___ Provided information ___

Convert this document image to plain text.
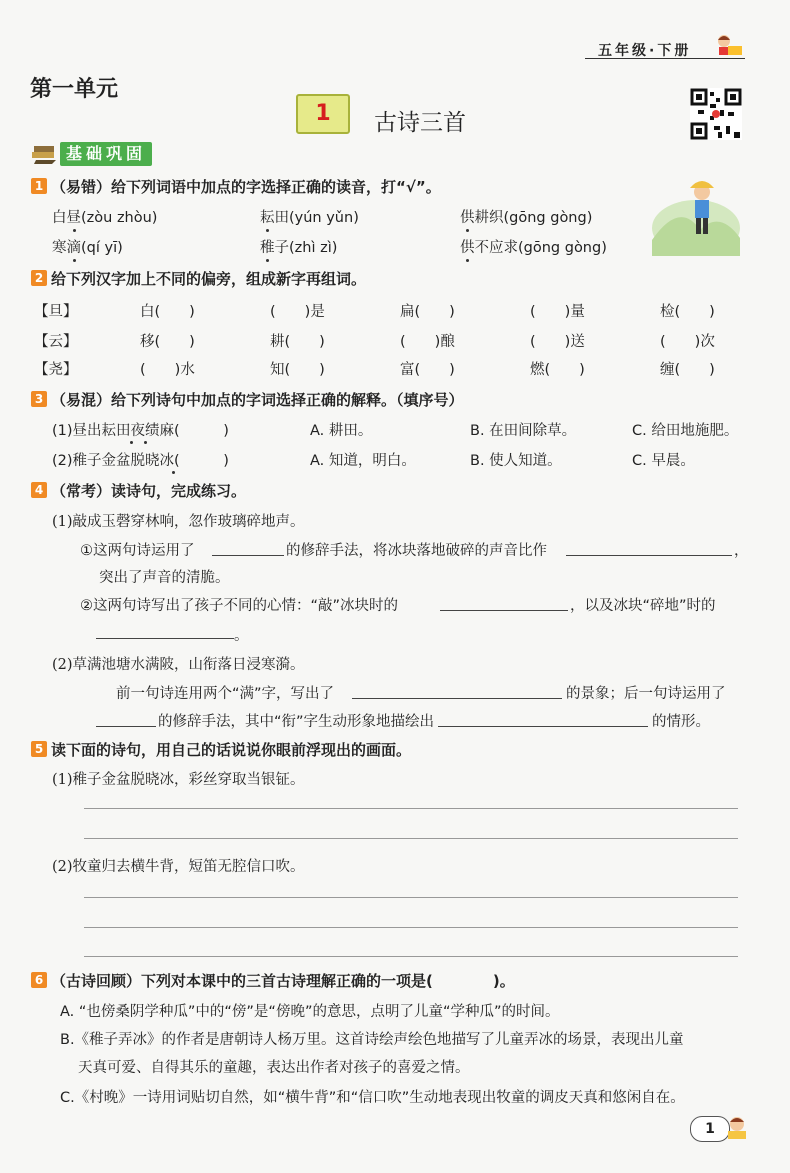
五年级·下册
第一单元
1	古诗三首
基础巩固
1 （易错）给下列词语中加点的字选择正确的读音，打“√”。
白昼(zòu zhòu)	耘田(yún yǔn)	供耕织(gōng gòng)
寒滴(qí yī)	稚子(zhì zì)	供不应求(gōng gòng)
2 给下列汉字加上不同的偏旁，组成新字再组词。
【旦】	白(　　)	(　　)是	扁(　　)	(　　)量	检(　　)
【云】	移(　　)	耕(　　)	(　　)酿	(　　)送	(　　)次
【尧】	(　　)水	知(　　)	富(　　)	燃(　　)	缠(　　)
3 （易混）给下列诗句中加点的字词选择正确的解释。（填序号）
(1)昼出耘田夜绩麻(　　　)	A. 耕田。	B. 在田间除草。	C. 给田地施肥。
(2)稚子金盆脱晓冰(　　　)	A. 知道，明白。	B. 使人知道。	C. 早晨。
4 （常考）读诗句，完成练习。
(1)敲成玉磬穿林响，忽作玻璃碎地声。
①这两句诗运用了	的修辞手法，将冰块落地破碎的声音比作	，
突出了声音的清脆。
②这两句诗写出了孩子不同的心情：“敲”冰块时的	，以及冰块“碎地”时的
。
(2)草满池塘水满陂，山衔落日浸寒漪。
前一句诗连用两个“满”字，写出了	的景象；后一句诗运用了
的修辞手法，其中“衔”字生动形象地描绘出	的情形。
5 读下面的诗句，用自己的话说说你眼前浮现出的画面。
(1)稚子金盆脱晓冰，彩丝穿取当银钲。
(2)牧童归去横牛背，短笛无腔信口吹。
6 （古诗回顾）下列对本课中的三首古诗理解正确的一项是(　　　　)。
A. “也傍桑阴学种瓜”中的“傍”是“傍晚”的意思，点明了儿童“学种瓜”的时间。
B.《稚子弄冰》的作者是唐朝诗人杨万里。这首诗绘声绘色地描写了儿童弄冰的场景，表现出儿童
天真可爱、自得其乐的童趣，表达出作者对孩子的喜爱之情。
C.《村晚》一诗用词贴切自然，如“横牛背”和“信口吹”生动地表现出牧童的调皮天真和悠闲自在。
1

___

Exercise: Answer only with how many lines in the records include "gōng".

Written solution: 2